The problem | Copy every line from the data below in which the string "della" can be found.

— BEGIN Material to process —

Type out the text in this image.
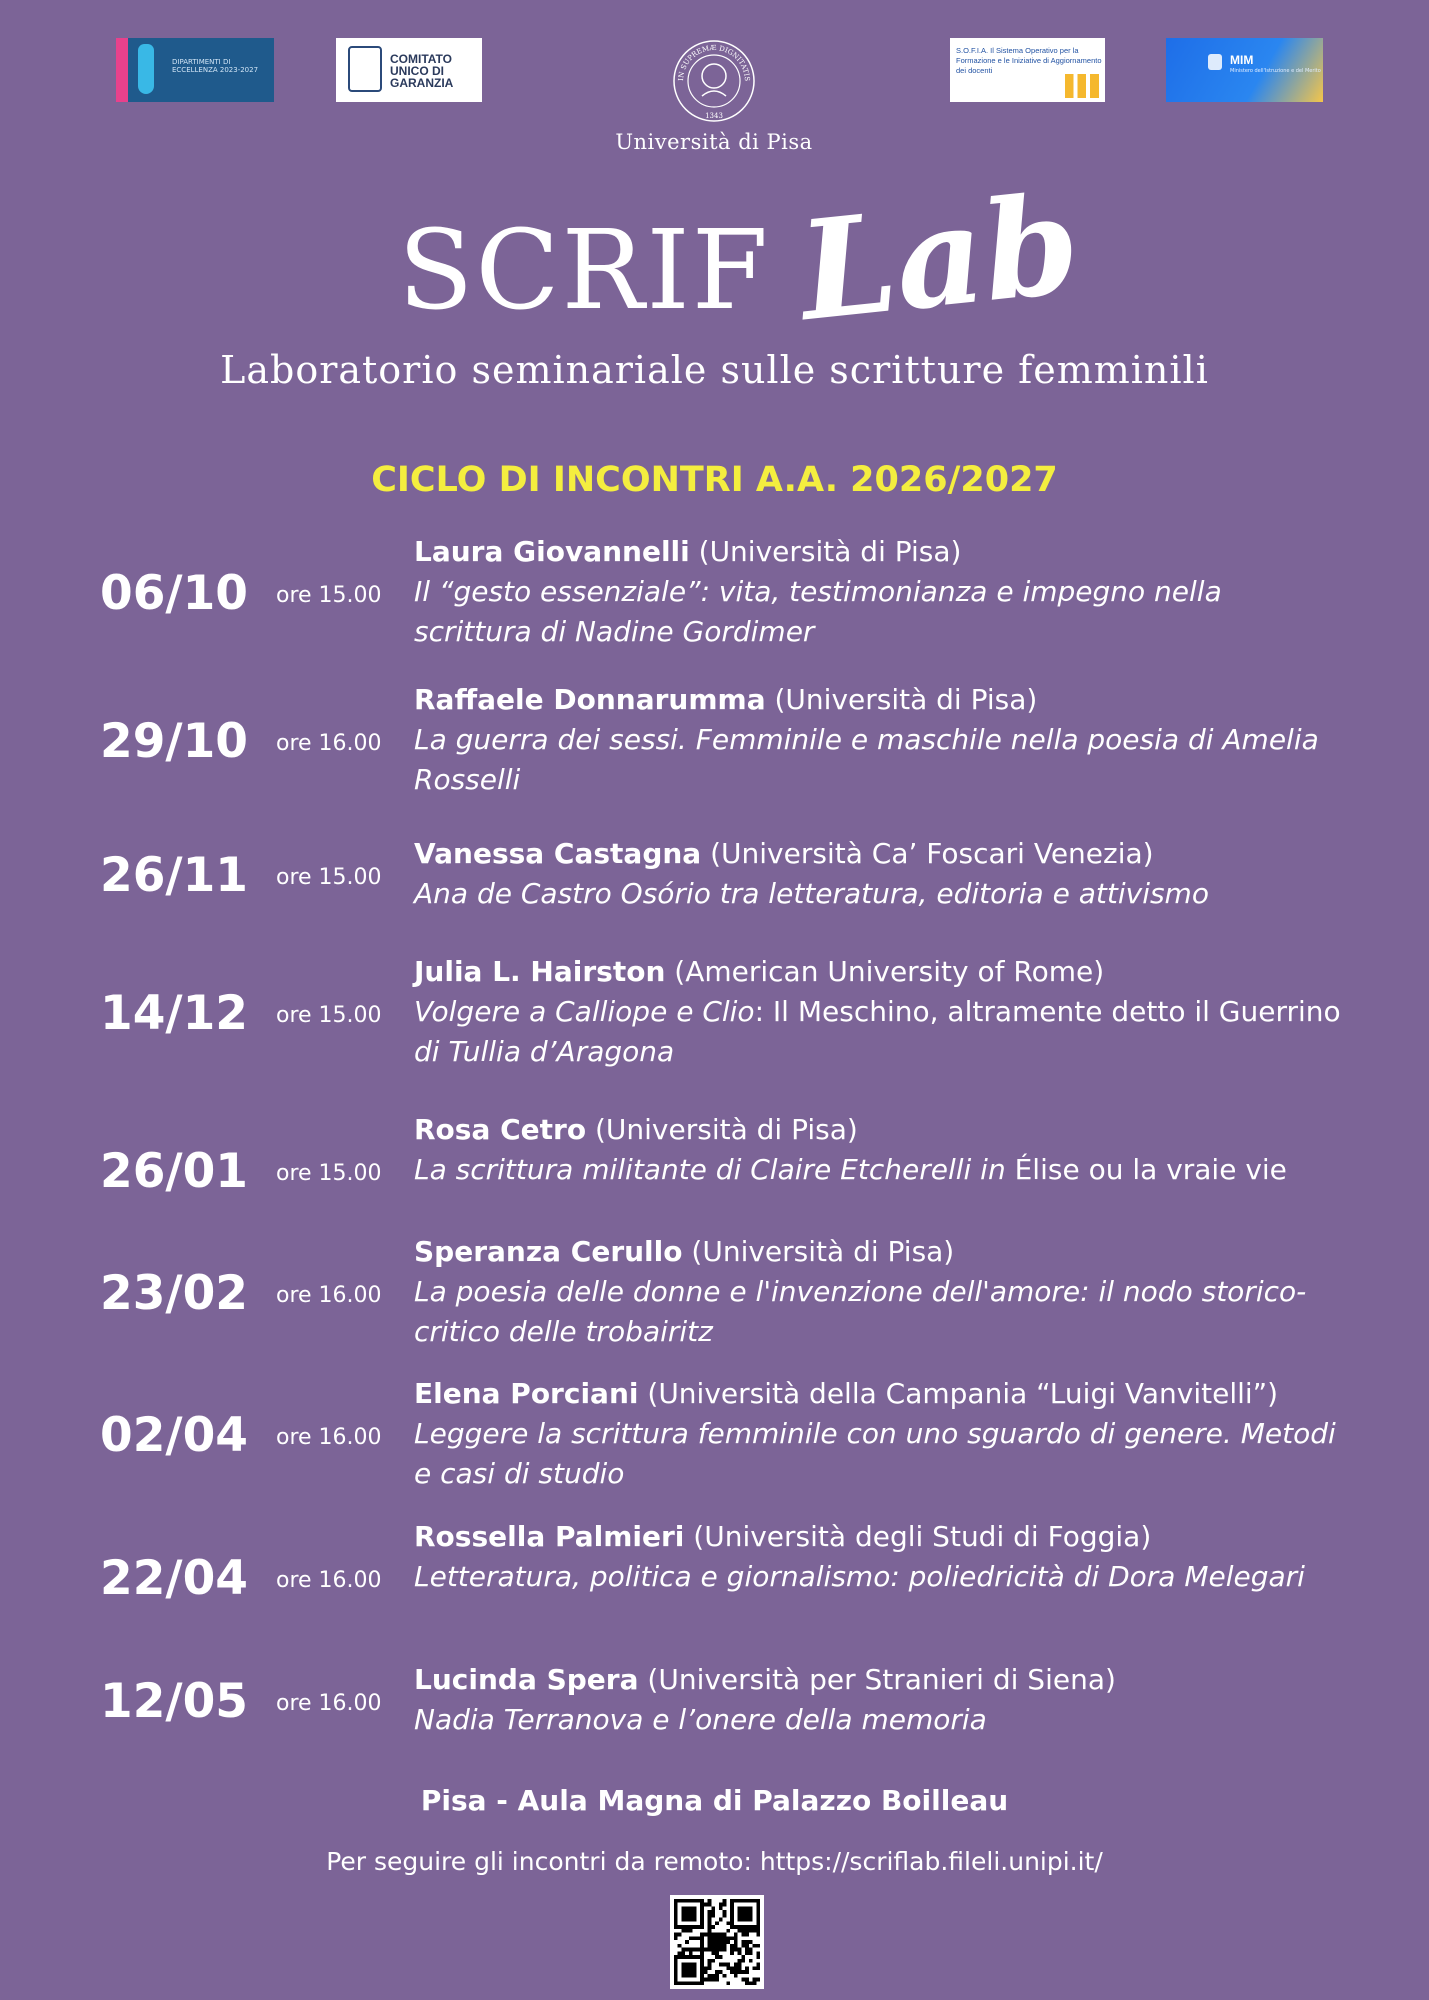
DIPARTIMENTI DI ECCELLENZA 2023-2027
COMITATO UNICO DI GARANZIA	IN SUPREMÆ DIGNITATIS
1343
Università di Pisa
S.O.F.I.A. Il Sistema Operativo per la Formazione e le Iniziative di Aggiornamento dei docenti
MIM
Ministero dell'Istruzione e del Merito
SCRIF Lab
Laboratorio seminariale sulle scritture femminili
CICLO DI INCONTRI A.A. 2026/2027
06/10 ore 15.00
Laura Giovannelli (Università di Pisa)
Il “gesto essenziale”: vita, testimonianza e impegno nella scrittura di Nadine Gordimer
29/10 ore 16.00
Raffaele Donnarumma (Università di Pisa)
La guerra dei sessi. Femminile e maschile nella poesia di Amelia Rosselli
26/11 ore 15.00
Vanessa Castagna (Università Ca’ Foscari Venezia)
Ana de Castro Osório tra letteratura, editoria e attivismo
14/12 ore 15.00
Julia L. Hairston (American University of Rome)
Volgere a Calliope e Clio: Il Meschino, altramente detto il Guerrino di Tullia d’Aragona
26/01 ore 15.00
Rosa Cetro (Università di Pisa)
La scrittura militante di Claire Etcherelli in Élise ou la vraie vie
23/02 ore 16.00
Speranza Cerullo (Università di Pisa)
La poesia delle donne e l'invenzione dell'amore: il nodo storico-critico delle trobairitz
02/04 ore 16.00
Elena Porciani (Università della Campania “Luigi Vanvitelli”)
Leggere la scrittura femminile con uno sguardo di genere. Metodi e casi di studio
22/04 ore 16.00
Rossella Palmieri (Università degli Studi di Foggia)
Letteratura, politica e giornalismo: poliedricità di Dora Melegari
12/05 ore 16.00
Lucinda Spera (Università per Stranieri di Siena)
Nadia Terranova e l’onere della memoria
Pisa - Aula Magna di Palazzo Boilleau
Per seguire gli incontri da remoto: https://scriflab.fileli.unipi.it/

— END Material to process —

Exercise answer |
Elena Porciani (Università della Campania “Luigi Vanvitelli”)
Nadia Terranova e l’onere della memoria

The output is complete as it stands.